▶ Work to be completed
Please transcribe the data below exactly. Leave the pictures out.

▶ Dataset entries
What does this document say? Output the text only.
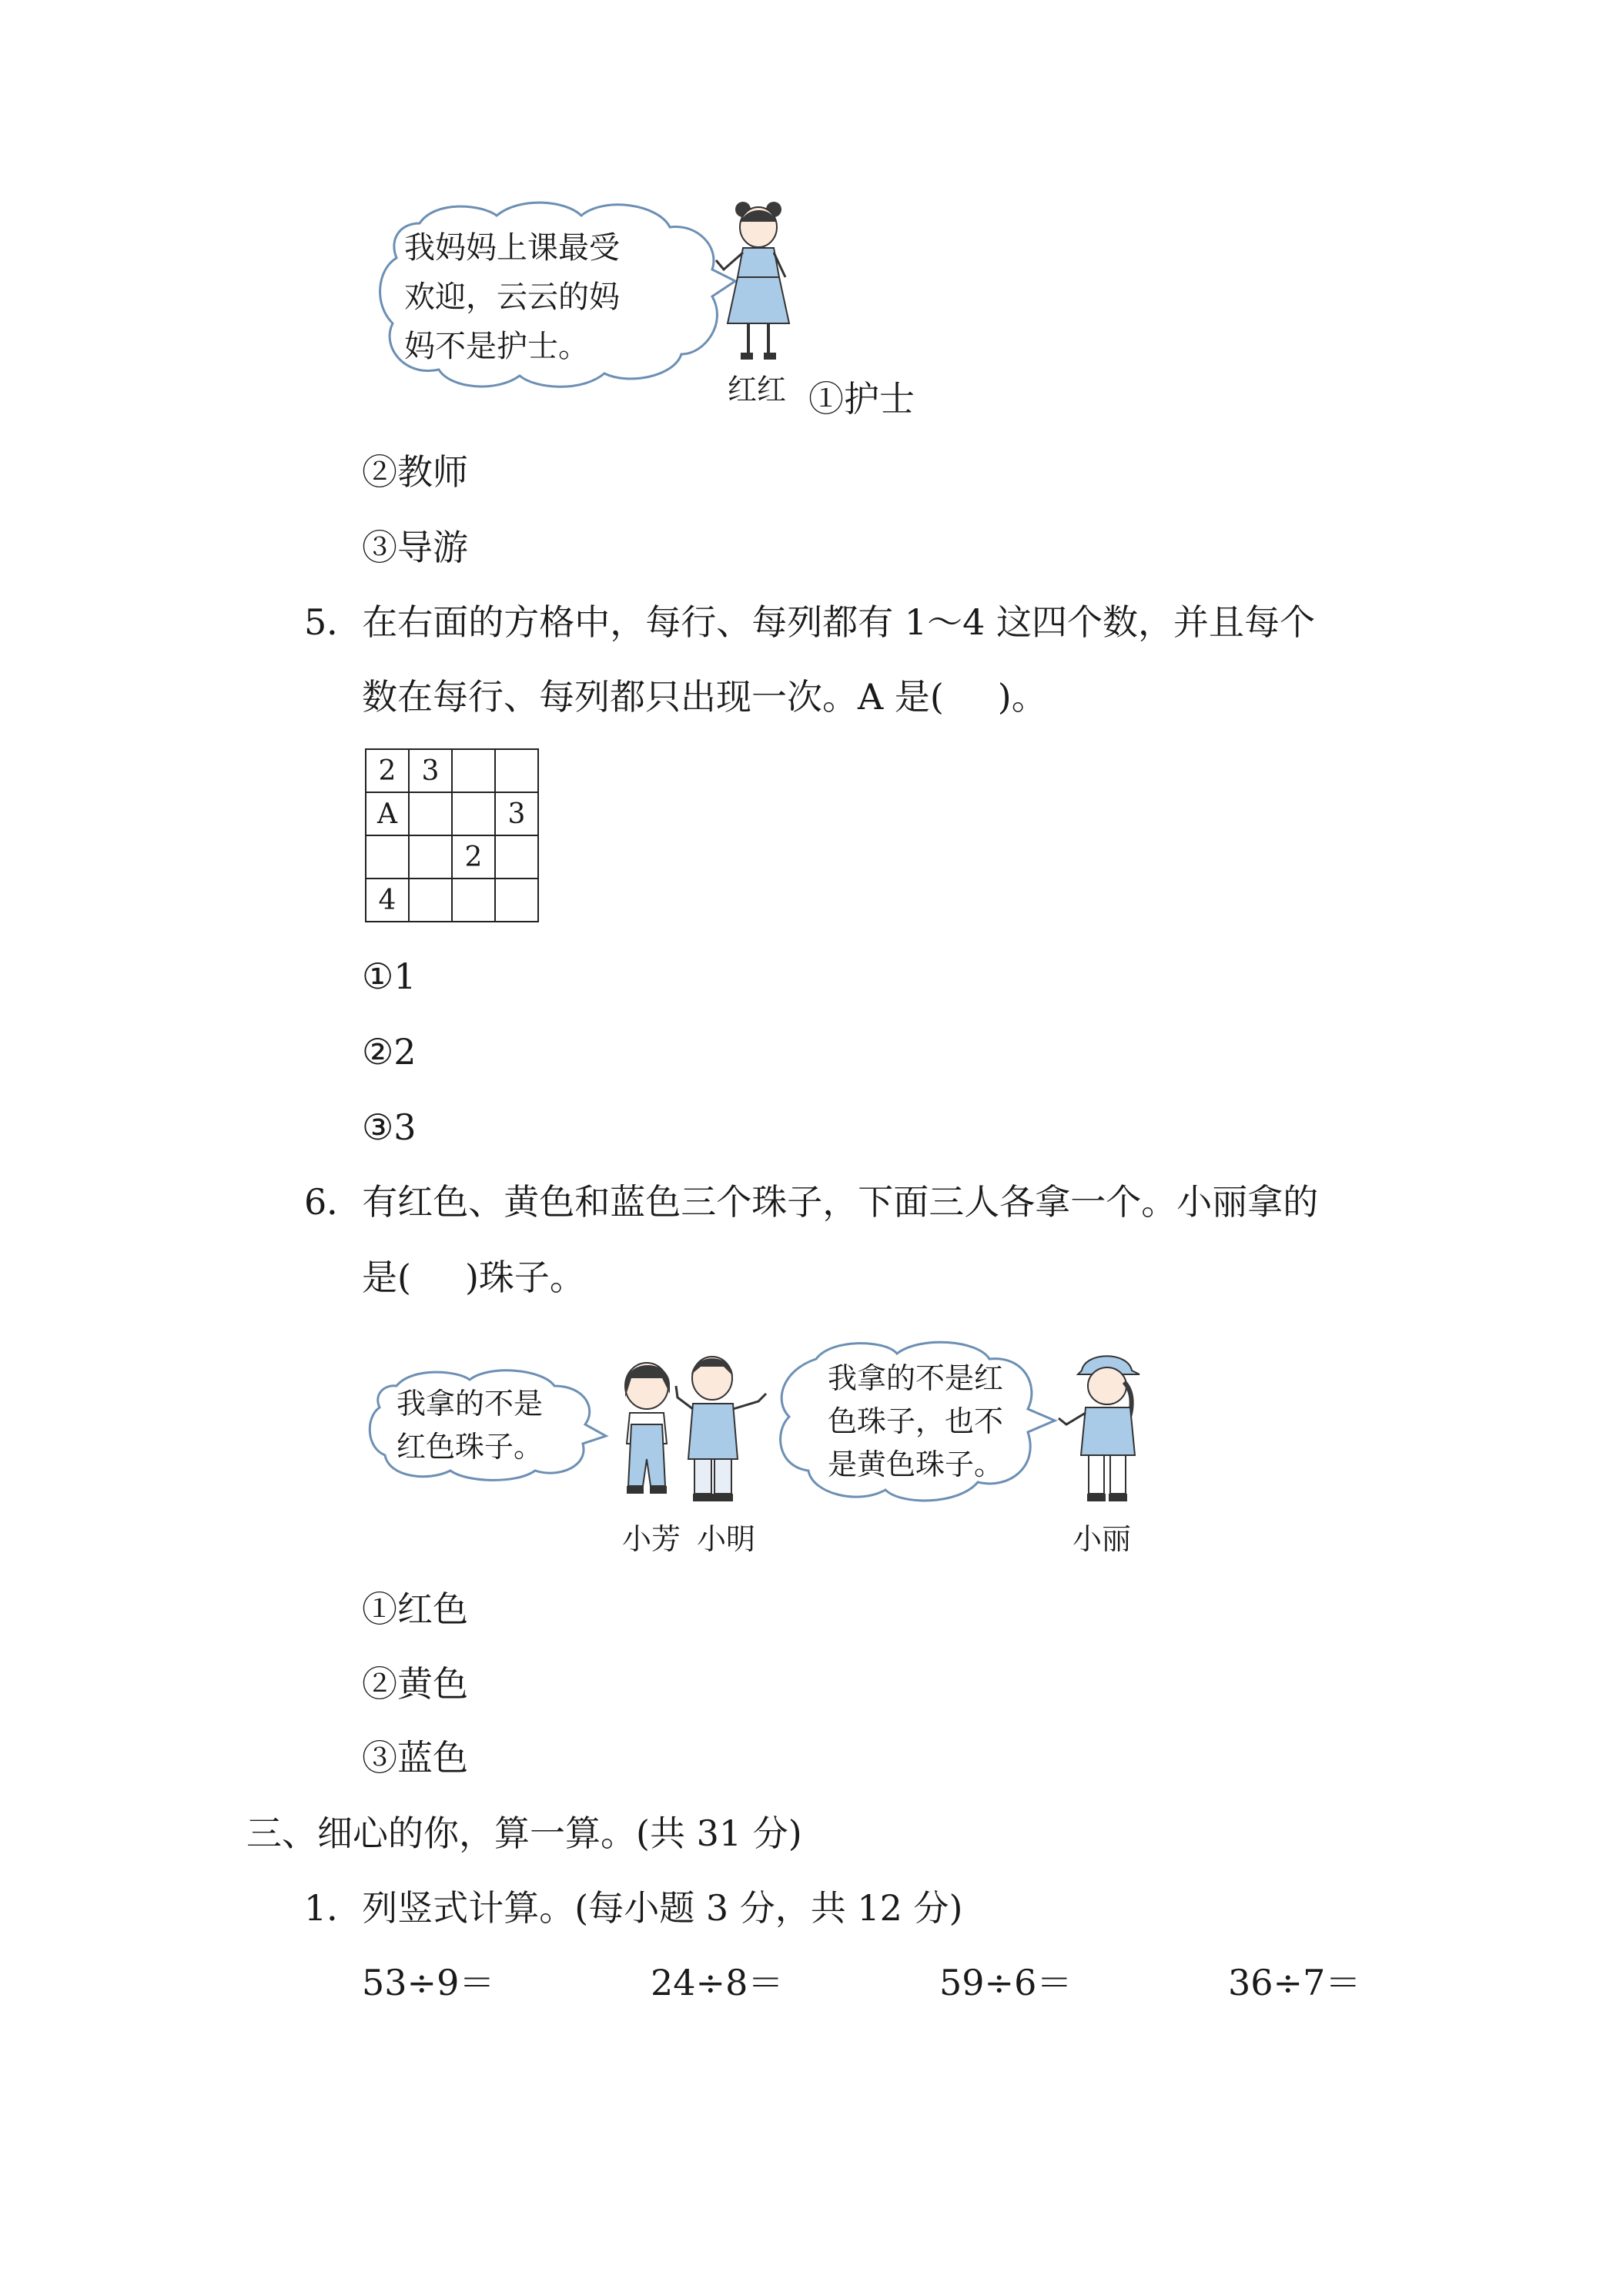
我妈妈上课最受
欢迎，云云的妈
妈不是护士。
红红 ①护士
②教师
③导游
5．在右面的方格中，每行、每列都有 1～4 这四个数，并且每个
数在每行、每列都只出现一次。A 是( )。
2	3		
A			3
		2	
4			
①1
②2
③3
6．有红色、黄色和蓝色三个珠子，下面三人各拿一个。小丽拿的
是( )珠子。
我拿的不是
红色珠子。
小芳 小明
我拿的不是红
色珠子，也不
是黄色珠子。
小丽
①红色
②黄色
③蓝色
三、细心的你，算一算。(共 31 分)
1．列竖式计算。(每小题 3 分，共 12 分)
53÷9＝	24÷8＝	59÷6＝	36÷7＝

▶ Task answer
What does this document say? Output the text only.
我妈妈上课最受
欢迎，云云的妈
妈不是护士。
红红 ①护士
②教师
③导游
5．在右面的方格中，每行、每列都有 1～4 这四个数，并且每个
数在每行、每列都只出现一次。A 是( )。
2	3		
A			3
		2	
4			
①1
②2
③3
6．有红色、黄色和蓝色三个珠子，下面三人各拿一个。小丽拿的
是( )珠子。
我拿的不是
红色珠子。
小芳 小明
我拿的不是红
色珠子，也不
是黄色珠子。
小丽
①红色
②黄色
③蓝色
三、细心的你，算一算。(共 31 分)
1．列竖式计算。(每小题 3 分，共 12 分)
53÷9＝	24÷8＝	59÷6＝	36÷7＝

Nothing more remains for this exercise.